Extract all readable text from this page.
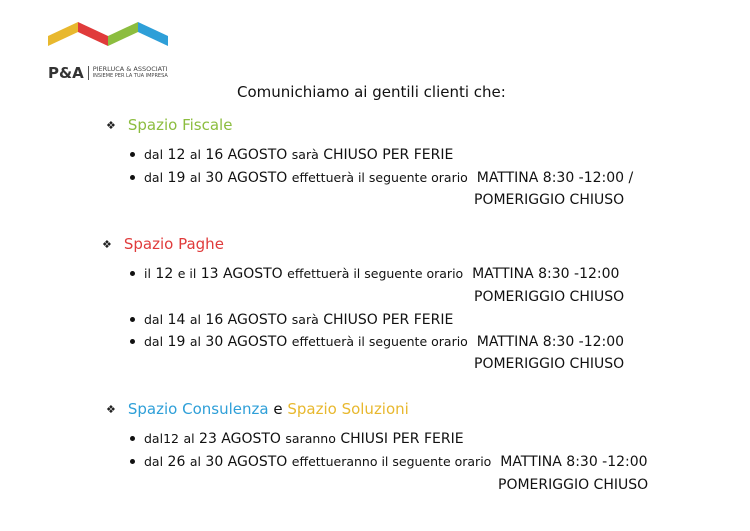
P&A PIERLUCA & ASSOCIATI
INSIEME PER LA TUA IMPRESA
Comunichiamo ai gentili clienti che:
❖ Spazio Fiscale
dal 12 al 16 AGOSTO sarà CHIUSO PER FERIE
dal 19 al 30 AGOSTO effettuerà il seguente orario MATTINA 8:30 -12:00 /
POMERIGGIO CHIUSO
❖ Spazio Paghe
il 12 e il 13 AGOSTO effettuerà il seguente orario MATTINA 8:30 -12:00
POMERIGGIO CHIUSO
dal 14 al 16 AGOSTO sarà CHIUSO PER FERIE
dal 19 al 30 AGOSTO effettuerà il seguente orario MATTINA 8:30 -12:00
POMERIGGIO CHIUSO
❖ Spazio Consulenza
e
Spazio Soluzioni
dal12 al 23 AGOSTO saranno CHIUSI PER FERIE
dal 26 al 30 AGOSTO effettueranno il seguente orario MATTINA 8:30 -12:00
POMERIGGIO CHIUSO
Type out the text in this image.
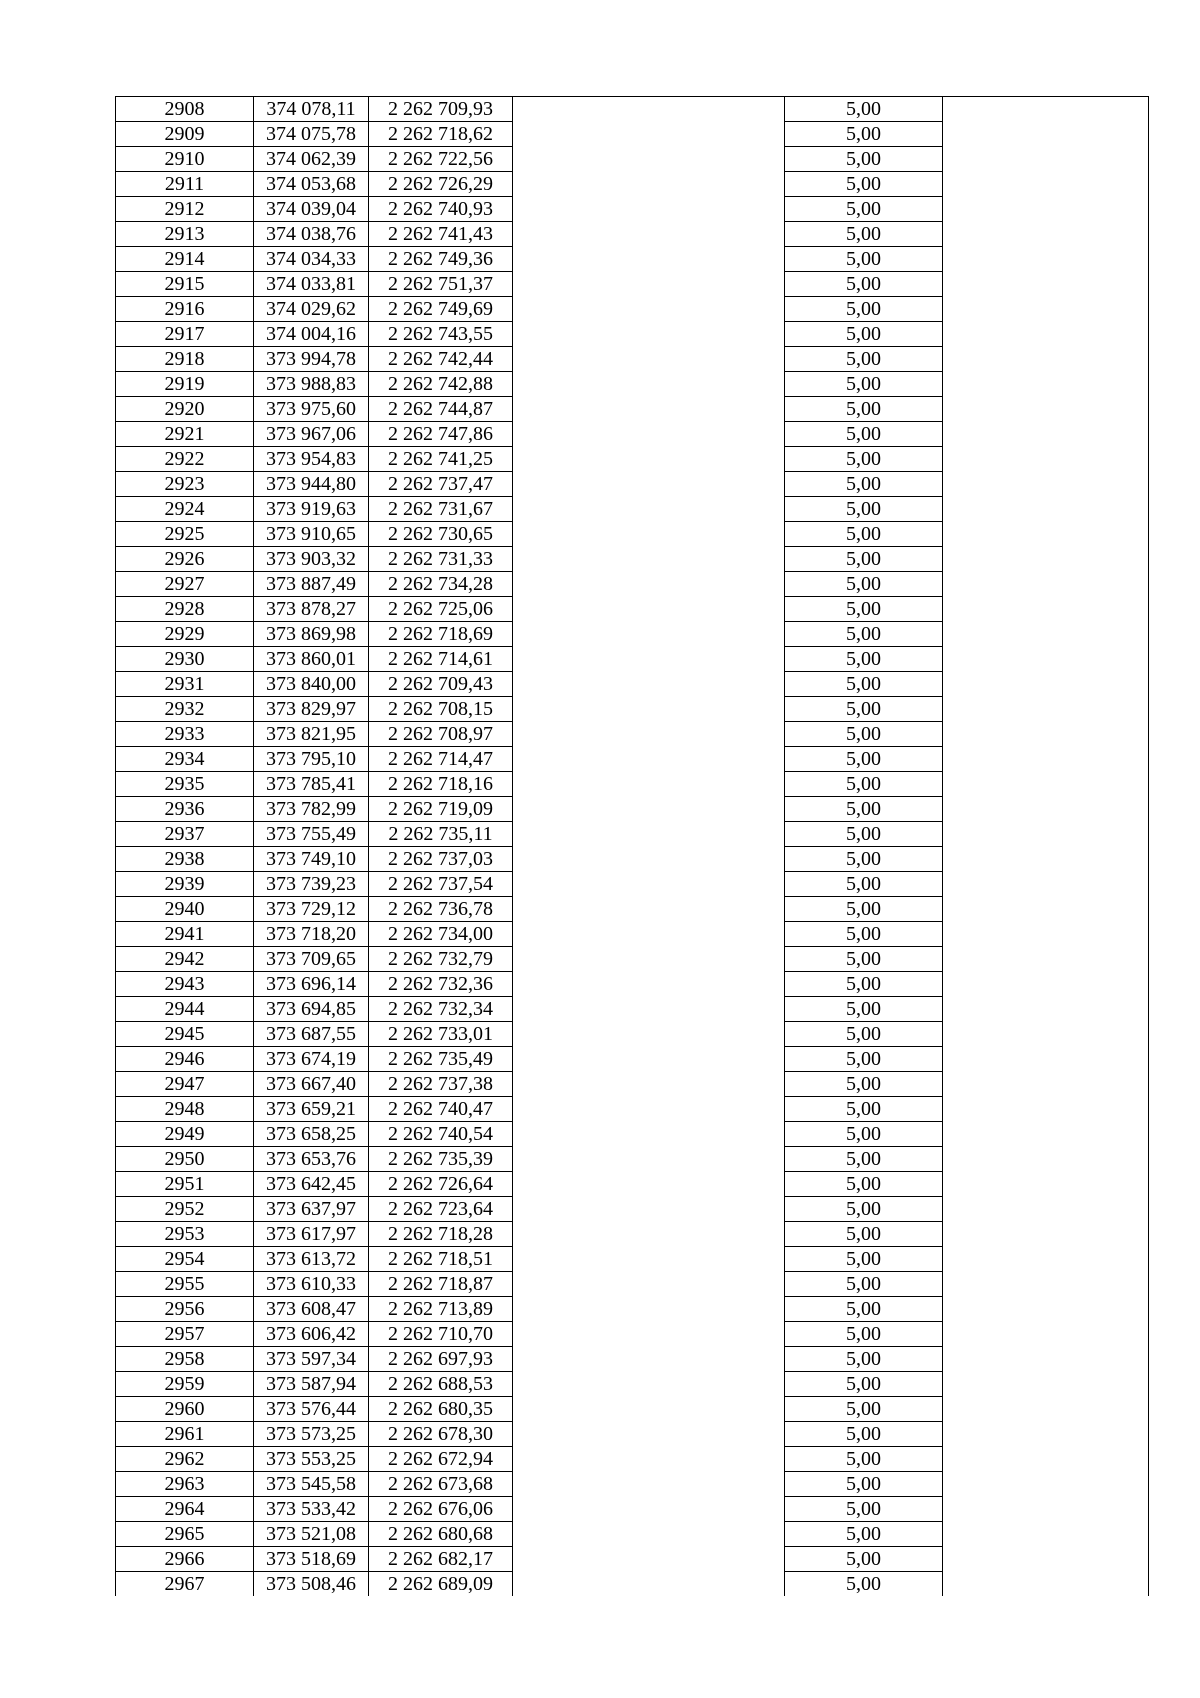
2908	374 078,11	2 262 709,93		5,00	
2909	374 075,78	2 262 718,62		5,00	
2910	374 062,39	2 262 722,56		5,00	
2911	374 053,68	2 262 726,29		5,00	
2912	374 039,04	2 262 740,93		5,00	
2913	374 038,76	2 262 741,43		5,00	
2914	374 034,33	2 262 749,36		5,00	
2915	374 033,81	2 262 751,37		5,00	
2916	374 029,62	2 262 749,69		5,00	
2917	374 004,16	2 262 743,55		5,00	
2918	373 994,78	2 262 742,44		5,00	
2919	373 988,83	2 262 742,88		5,00	
2920	373 975,60	2 262 744,87		5,00	
2921	373 967,06	2 262 747,86		5,00	
2922	373 954,83	2 262 741,25		5,00	
2923	373 944,80	2 262 737,47		5,00	
2924	373 919,63	2 262 731,67		5,00	
2925	373 910,65	2 262 730,65		5,00	
2926	373 903,32	2 262 731,33		5,00	
2927	373 887,49	2 262 734,28		5,00	
2928	373 878,27	2 262 725,06		5,00	
2929	373 869,98	2 262 718,69		5,00	
2930	373 860,01	2 262 714,61		5,00	
2931	373 840,00	2 262 709,43		5,00	
2932	373 829,97	2 262 708,15		5,00	
2933	373 821,95	2 262 708,97		5,00	
2934	373 795,10	2 262 714,47		5,00	
2935	373 785,41	2 262 718,16		5,00	
2936	373 782,99	2 262 719,09		5,00	
2937	373 755,49	2 262 735,11		5,00	
2938	373 749,10	2 262 737,03		5,00	
2939	373 739,23	2 262 737,54		5,00	
2940	373 729,12	2 262 736,78		5,00	
2941	373 718,20	2 262 734,00		5,00	
2942	373 709,65	2 262 732,79		5,00	
2943	373 696,14	2 262 732,36		5,00	
2944	373 694,85	2 262 732,34		5,00	
2945	373 687,55	2 262 733,01		5,00	
2946	373 674,19	2 262 735,49		5,00	
2947	373 667,40	2 262 737,38		5,00	
2948	373 659,21	2 262 740,47		5,00	
2949	373 658,25	2 262 740,54		5,00	
2950	373 653,76	2 262 735,39		5,00	
2951	373 642,45	2 262 726,64		5,00	
2952	373 637,97	2 262 723,64		5,00	
2953	373 617,97	2 262 718,28		5,00	
2954	373 613,72	2 262 718,51		5,00	
2955	373 610,33	2 262 718,87		5,00	
2956	373 608,47	2 262 713,89		5,00	
2957	373 606,42	2 262 710,70		5,00	
2958	373 597,34	2 262 697,93		5,00	
2959	373 587,94	2 262 688,53		5,00	
2960	373 576,44	2 262 680,35		5,00	
2961	373 573,25	2 262 678,30		5,00	
2962	373 553,25	2 262 672,94		5,00	
2963	373 545,58	2 262 673,68		5,00	
2964	373 533,42	2 262 676,06		5,00	
2965	373 521,08	2 262 680,68		5,00	
2966	373 518,69	2 262 682,17		5,00	
2967	373 508,46	2 262 689,09		5,00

----------

What the task asks »
Repeat every record precisely. Any picture among them stays out of the copy.

Task response »
Extract all readable text from this page.
P&A PIERLUCA & ASSOCIATI
INSIEME PER LA TUA IMPRESA
Comunichiamo ai gentili clienti che:
❖ Spazio Fiscale
dal 12 al 16 AGOSTO sarà CHIUSO PER FERIE
dal 19 al 30 AGOSTO effettuerà il seguente orario MATTINA 8:30 -12:00 /
POMERIGGIO CHIUSO
❖ Spazio Paghe
il 12 e il 13 AGOSTO effettuerà il seguente orario MATTINA 8:30 -12:00
POMERIGGIO CHIUSO
dal 14 al 16 AGOSTO sarà CHIUSO PER FERIE
dal 19 al 30 AGOSTO effettuerà il seguente orario MATTINA 8:30 -12:00
POMERIGGIO CHIUSO
❖ Spazio Consulenza
e
Spazio Soluzioni
dal12 al 23 AGOSTO saranno CHIUSI PER FERIE
dal 26 al 30 AGOSTO effettueranno il seguente orario MATTINA 8:30 -12:00
POMERIGGIO CHIUSO
Type out the text in this image.
2908	374 078,11	2 262 709,93		5,00	
2909	374 075,78	2 262 718,62		5,00	
2910	374 062,39	2 262 722,56		5,00	
2911	374 053,68	2 262 726,29		5,00	
2912	374 039,04	2 262 740,93		5,00	
2913	374 038,76	2 262 741,43		5,00	
2914	374 034,33	2 262 749,36		5,00	
2915	374 033,81	2 262 751,37		5,00	
2916	374 029,62	2 262 749,69		5,00	
2917	374 004,16	2 262 743,55		5,00	
2918	373 994,78	2 262 742,44		5,00	
2919	373 988,83	2 262 742,88		5,00	
2920	373 975,60	2 262 744,87		5,00	
2921	373 967,06	2 262 747,86		5,00	
2922	373 954,83	2 262 741,25		5,00	
2923	373 944,80	2 262 737,47		5,00	
2924	373 919,63	2 262 731,67		5,00	
2925	373 910,65	2 262 730,65		5,00	
2926	373 903,32	2 262 731,33		5,00	
2927	373 887,49	2 262 734,28		5,00	
2928	373 878,27	2 262 725,06		5,00	
2929	373 869,98	2 262 718,69		5,00	
2930	373 860,01	2 262 714,61		5,00	
2931	373 840,00	2 262 709,43		5,00	
2932	373 829,97	2 262 708,15		5,00	
2933	373 821,95	2 262 708,97		5,00	
2934	373 795,10	2 262 714,47		5,00	
2935	373 785,41	2 262 718,16		5,00	
2936	373 782,99	2 262 719,09		5,00	
2937	373 755,49	2 262 735,11		5,00	
2938	373 749,10	2 262 737,03		5,00	
2939	373 739,23	2 262 737,54		5,00	
2940	373 729,12	2 262 736,78		5,00	
2941	373 718,20	2 262 734,00		5,00	
2942	373 709,65	2 262 732,79		5,00	
2943	373 696,14	2 262 732,36		5,00	
2944	373 694,85	2 262 732,34		5,00	
2945	373 687,55	2 262 733,01		5,00	
2946	373 674,19	2 262 735,49		5,00	
2947	373 667,40	2 262 737,38		5,00	
2948	373 659,21	2 262 740,47		5,00	
2949	373 658,25	2 262 740,54		5,00	
2950	373 653,76	2 262 735,39		5,00	
2951	373 642,45	2 262 726,64		5,00	
2952	373 637,97	2 262 723,64		5,00	
2953	373 617,97	2 262 718,28		5,00	
2954	373 613,72	2 262 718,51		5,00	
2955	373 610,33	2 262 718,87		5,00	
2956	373 608,47	2 262 713,89		5,00	
2957	373 606,42	2 262 710,70		5,00	
2958	373 597,34	2 262 697,93		5,00	
2959	373 587,94	2 262 688,53		5,00	
2960	373 576,44	2 262 680,35		5,00	
2961	373 573,25	2 262 678,30		5,00	
2962	373 553,25	2 262 672,94		5,00	
2963	373 545,58	2 262 673,68		5,00	
2964	373 533,42	2 262 676,06		5,00	
2965	373 521,08	2 262 680,68		5,00	
2966	373 518,69	2 262 682,17		5,00	
2967	373 508,46	2 262 689,09		5,00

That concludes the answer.